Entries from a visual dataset
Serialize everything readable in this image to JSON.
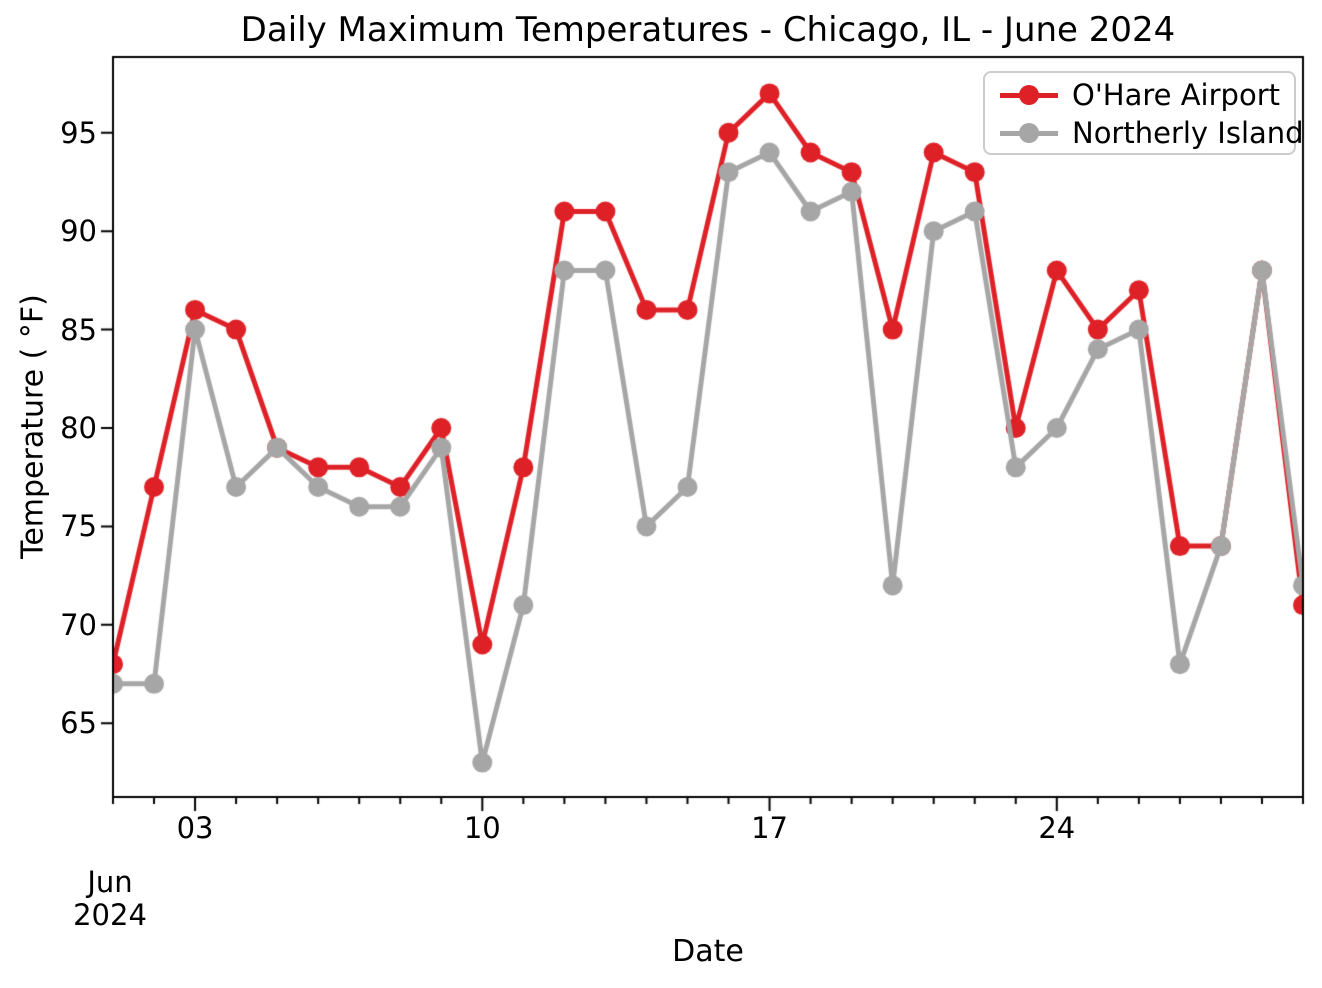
{
  "chart_data": {
    "type": "line",
    "title": "Daily Maximum Temperatures - Chicago, IL - June 2024",
    "xlabel": "Date",
    "ylabel": "Temperature ( °F)",
    "x_days": [
      1,
      2,
      3,
      4,
      5,
      6,
      7,
      8,
      9,
      10,
      11,
      12,
      13,
      14,
      15,
      16,
      17,
      18,
      19,
      20,
      21,
      22,
      23,
      24,
      25,
      26,
      27,
      28,
      29,
      30
    ],
    "series": [
      {
        "name": "O'Hare Airport",
        "color": "#de2127",
        "values": [
          68,
          77,
          86,
          85,
          79,
          78,
          78,
          77,
          80,
          69,
          78,
          91,
          91,
          86,
          86,
          95,
          97,
          94,
          93,
          85,
          94,
          93,
          80,
          88,
          85,
          87,
          74,
          74,
          88,
          71
        ]
      },
      {
        "name": "Northerly Island",
        "color": "#a6a6a6",
        "values": [
          67,
          67,
          85,
          77,
          79,
          77,
          76,
          76,
          79,
          63,
          71,
          88,
          88,
          75,
          77,
          93,
          94,
          91,
          92,
          72,
          90,
          91,
          78,
          80,
          84,
          85,
          68,
          74,
          88,
          72
        ]
      }
    ],
    "xlim": [
      1,
      30
    ],
    "ylim": [
      61.25,
      98.85
    ],
    "y_ticks": [
      65,
      70,
      75,
      80,
      85,
      90,
      95
    ],
    "x_major_ticks": [
      {
        "day": 3,
        "label": "03"
      },
      {
        "day": 10,
        "label": "10"
      },
      {
        "day": 17,
        "label": "17"
      },
      {
        "day": 24,
        "label": "24"
      }
    ],
    "x_offset_label": [
      "Jun",
      "2024"
    ],
    "legend_position": "upper right",
    "grid": false,
    "axis_color": "#000000"
  }
}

**GOAL**
Which lines hold the word "name"? Copy every one of them.

**THE OUTPUT**
        "name": "O'Hare Airport",
        "name": "Northerly Island",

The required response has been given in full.